__TEXTE FOURNI__.

Nos successeurs étaient donc parfaitement libres ; ils n'étaient engagés sous aucun rapport ; ils avaient une liberté d'action absolue, lorsqu'ils ont eu à statuer sur la demande qui leur était faite par les Bassins houillers de créer ce qu'on a appelé une caisse d'annuités.
Ils ont eu des appréhensions très vives ; ils ont eu des doutes. Ils se sont éclairés et ils ont consulté. Avertis, par les documents si importants qu'ils avaient sous les yeux, des dangers sérieux que pouvait faire naître la caisse des annuités, si l'on voulait en abuser, instrument qui pouvait être utile dans certains cas donnés, que nous n'avions pas condamné, qui n'eût pas été exclu quand même, qui pouvait être dangereux si l'on ne prenait pas certaines précautions, si on l'autorisait sans condition ; avertis de ces dangers bien formels, ils ont autorisé la constitution de la caisse des annuités à la date du 25 septembre 1870 sans aucune espèce de conditions.
Or, messieurs, c'est un point sur lequel j'appelle la plus sérieuse attention de la Chambre, dans le rapport de l'avocat du département des travaux publics qu'ils avaient consulté, il était expressément énoncé que bien que le gouvernement ne s'engageât pas au point de vue légal, il pouvait, au point de vue moral, assumer une responsabilité en créant cette caisse d'annuités.
(page 400) Averti qu'il ne devait pas l'ériger sans conditions et ces conditions lui ayant été indiquées, le gouvernement a passé outre.
Les conditions étaient indiquées et quelles sont-elles ? Nous y reviendrons un peu plus tard. Ces conditions sont, en principe, sauf certaines restrictions qui annonçaient des intentions qu'on n'était pas obligé de suivre, mais ces conditions sont, en principe, précisément ce qui se trouve aujourd'hui formulé dans les propositions apportées à cette Chambre par M. le ministre des finances.
La question du visa de la trésorerie, le dépôt des titres dans les caisses de l'Etat, la question même des lots à primes ont été indiqués, alors comme elles le sont aujourd'hui. On les trouve mentionnés dans la lettre du 25 juillet 1870 de l'honorable avocat du département des travaux publics.
Je ne puis m'expliquer que le gouvernement ait agi sans s'arrêter à ces graves considérations, n'aura suivi la foi des représentants des Bassins houillers. Ceux-ci lui ont dit à toutes les époques : « (erratum, page 412) Nous demandons la constitution d'une caisse d'annuités, c'est afin de traiter avec les obligataires, c'est le moyen dont nous avons besoin, et il faut mettre cet instrument à notre disposition ; car bien certainement si les Bassins houillers étaient venus dire :
« Nous demandons de constituer une société anonyme à laquelle les annuités seront transférées ; c'est le moyen pour nous de faire des propositions aux obligataires ; mais, pour le cas où ils ne les accepteraient pas, nous nous réservons de disposer des annuités à notre profit ,» le gouvernement aurait repoussé cette proposition avec indignation.
C'est exclusivement en vue de traiter avec les obligataires que la combinaison était projetée, et cela seul la pouvait justifier.

__CONSIGNE A__. Dans le texte sur la caisse d'annuités, relevez les conditions qui, selon l'orateur, avaient été indiquées alors comme elles le sont aujourd'hui.
Les enregistrements n'ont aucun rapport avec le texte.

__DONNÉES À UTILISER__.
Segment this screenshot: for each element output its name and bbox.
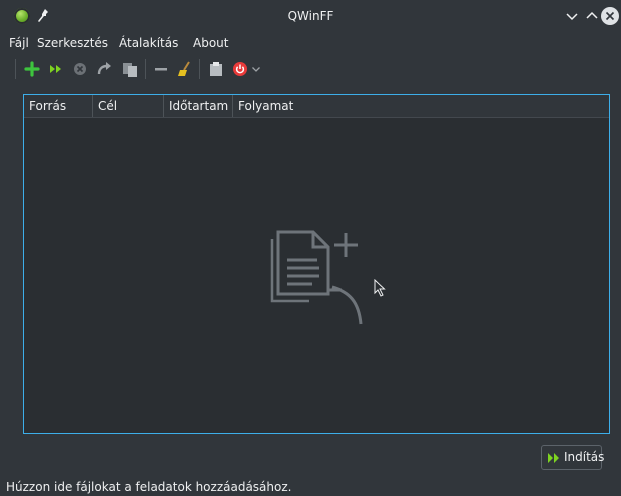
remove-icon[interactable] xyxy=(151,59,171,79)
menu-edit[interactable]: Szerkesztés xyxy=(37,36,108,50)
redo-icon[interactable] xyxy=(94,59,114,79)
chevron-down-icon[interactable] xyxy=(250,59,262,79)
toolbar-separator xyxy=(145,59,146,79)
fast-forward-icon[interactable] xyxy=(46,59,66,79)
menu-about[interactable]: About xyxy=(193,36,228,50)
add-file-icon[interactable] xyxy=(22,59,42,79)
column-duration[interactable]: Időtartam xyxy=(164,95,233,117)
toolbar-separator xyxy=(15,59,16,79)
menu-bar: Fájl Szerkesztés Átalakítás About xyxy=(0,33,621,53)
maximize-button[interactable] xyxy=(583,7,601,25)
paste-icon[interactable] xyxy=(206,59,226,79)
task-list-header: Forrás Cél Időtartam Folyamat xyxy=(24,95,609,118)
window-title: QWinFF xyxy=(287,9,334,23)
clear-list-icon[interactable] xyxy=(175,59,195,79)
minimize-button[interactable] xyxy=(563,7,581,25)
title-bar: QWinFF xyxy=(0,0,621,32)
task-list[interactable]: Forrás Cél Időtartam Folyamat xyxy=(23,94,610,434)
start-button-label: Indítás xyxy=(564,450,605,464)
copy-icon[interactable] xyxy=(120,59,140,79)
menu-file[interactable]: Fájl xyxy=(9,36,29,50)
column-progress[interactable]: Folyamat xyxy=(233,95,609,117)
toolbar xyxy=(0,56,621,82)
toolbar-separator xyxy=(199,59,200,79)
menu-convert[interactable]: Átalakítás xyxy=(119,36,178,50)
drop-files-icon xyxy=(270,230,363,325)
fast-forward-icon xyxy=(548,453,559,463)
start-button[interactable]: Indítás xyxy=(541,445,605,470)
close-button[interactable] xyxy=(601,7,619,25)
cancel-icon[interactable] xyxy=(70,59,90,79)
column-destination[interactable]: Cél xyxy=(93,95,164,117)
mouse-cursor-icon xyxy=(374,279,386,297)
column-source[interactable]: Forrás xyxy=(24,95,93,117)
status-bar-text: Húzzon ide fájlokat a feladatok hozzáadá… xyxy=(6,480,292,494)
power-icon[interactable] xyxy=(230,59,250,79)
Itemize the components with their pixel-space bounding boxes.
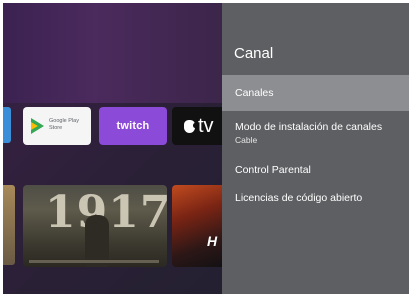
google-play-icon (31, 118, 44, 134)
menu-item-canales[interactable]: Canales (222, 75, 409, 111)
settings-panel: Canal Canales Modo de instalación de can… (222, 3, 409, 294)
menu-item-label: Modo de instalación de canales (235, 121, 383, 133)
poster-1917[interactable]: 1917 (23, 185, 167, 267)
menu-item-modo-instalacion[interactable]: Modo de instalación de canales Cable (222, 121, 409, 151)
google-play-label: Google Play Store (49, 118, 79, 132)
menu-item-label: Canales (235, 87, 274, 99)
menu-item-sublabel: Cable (235, 135, 258, 145)
menu-item-label: Licencias de código abierto (235, 192, 363, 204)
menu-item-control-parental[interactable]: Control Parental (222, 164, 409, 180)
twitch-logo-text: twitch (116, 120, 150, 132)
app-tile-twitch[interactable]: twitch (99, 107, 167, 145)
menu-item-licencias[interactable]: Licencias de código abierto (222, 192, 409, 208)
poster-title: H (207, 233, 218, 249)
google-play-label-line1: Google Play (49, 118, 79, 124)
panel-title: Canal (234, 45, 274, 62)
featured-backdrop (3, 3, 233, 103)
menu-item-label: Control Parental (235, 164, 311, 176)
apple-icon (184, 119, 197, 133)
app-tile-partial[interactable] (3, 107, 11, 143)
google-play-label-line2: Store (49, 125, 63, 131)
poster-credits (29, 260, 159, 263)
app-tile-google-play-store[interactable]: Google Play Store (23, 107, 91, 145)
poster-partial[interactable] (3, 185, 15, 265)
apple-tv-label: tv (198, 114, 214, 137)
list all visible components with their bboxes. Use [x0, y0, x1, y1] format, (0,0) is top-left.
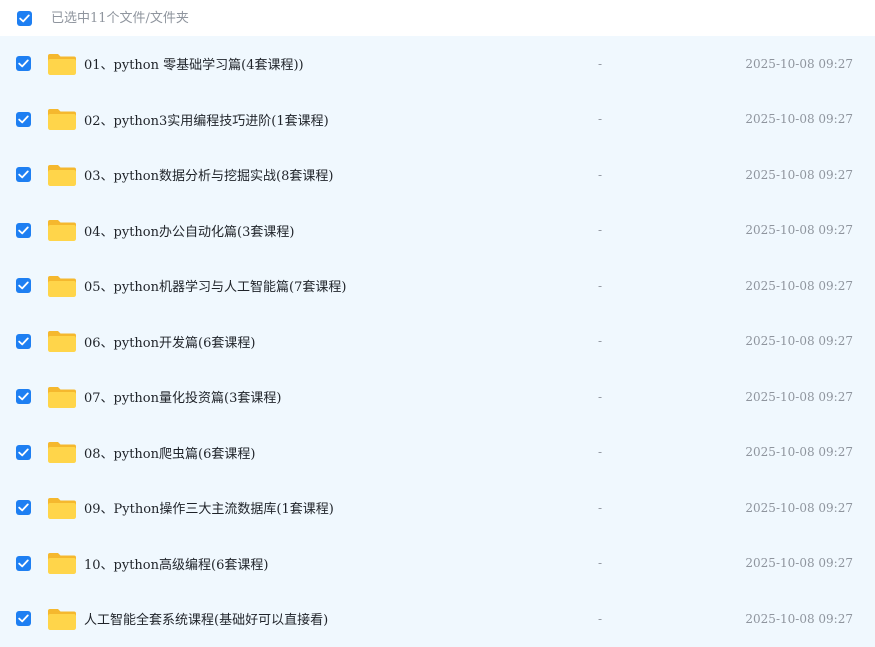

__CONSIGNE B__. Reproduisez à l'identique les lignes des enregistrements, en commençant par celle qui contient « remove-icon[interactable] xyxy=(151,59,171,79) » et en finissant par celle qui contient « column-source[interactable]: Forrás xyxy=(24,95,93,117) », ces deux lignes comprises.

__RÉPONSE A__. le visa de la trésorerie ; le dépôt des titres dans les caisses de l'État ; les lots à primes

__RÉPONSE B__.
remove-icon[interactable] xyxy=(151,59,171,79)
menu-edit[interactable]: Szerkesztés xyxy=(37,36,108,50)
redo-icon[interactable] xyxy=(94,59,114,79)
chevron-down-icon[interactable] xyxy=(250,59,262,79)
toolbar-separator xyxy=(145,59,146,79)
fast-forward-icon[interactable] xyxy=(46,59,66,79)
menu-about[interactable]: About xyxy=(193,36,228,50)
add-file-icon[interactable] xyxy=(22,59,42,79)
column-duration[interactable]: Időtartam xyxy=(164,95,233,117)
toolbar-separator xyxy=(15,59,16,79)
menu-bar: Fájl Szerkesztés Átalakítás About xyxy=(0,33,621,53)
maximize-button[interactable] xyxy=(583,7,601,25)
paste-icon[interactable] xyxy=(206,59,226,79)
task-list-header: Forrás Cél Időtartam Folyamat xyxy=(24,95,609,118)
window-title: QWinFF xyxy=(287,9,334,23)
clear-list-icon[interactable] xyxy=(175,59,195,79)
minimize-button[interactable] xyxy=(563,7,581,25)
title-bar: QWinFF xyxy=(0,0,621,32)
task-list[interactable]: Forrás Cél Időtartam Folyamat xyxy=(23,94,610,434)
start-button-label: Indítás xyxy=(564,450,605,464)
copy-icon[interactable] xyxy=(120,59,140,79)
menu-file[interactable]: Fájl xyxy=(9,36,29,50)
column-progress[interactable]: Folyamat xyxy=(233,95,609,117)
toolbar xyxy=(0,56,621,82)
toolbar-separator xyxy=(199,59,200,79)
menu-convert[interactable]: Átalakítás xyxy=(119,36,178,50)
drop-files-icon xyxy=(270,230,363,325)
fast-forward-icon xyxy=(548,453,559,463)
start-button[interactable]: Indítás xyxy=(541,445,605,470)
close-button[interactable] xyxy=(601,7,619,25)
cancel-icon[interactable] xyxy=(70,59,90,79)
column-destination[interactable]: Cél xyxy=(93,95,164,117)
mouse-cursor-icon xyxy=(374,279,386,297)
column-source[interactable]: Forrás xyxy=(24,95,93,117)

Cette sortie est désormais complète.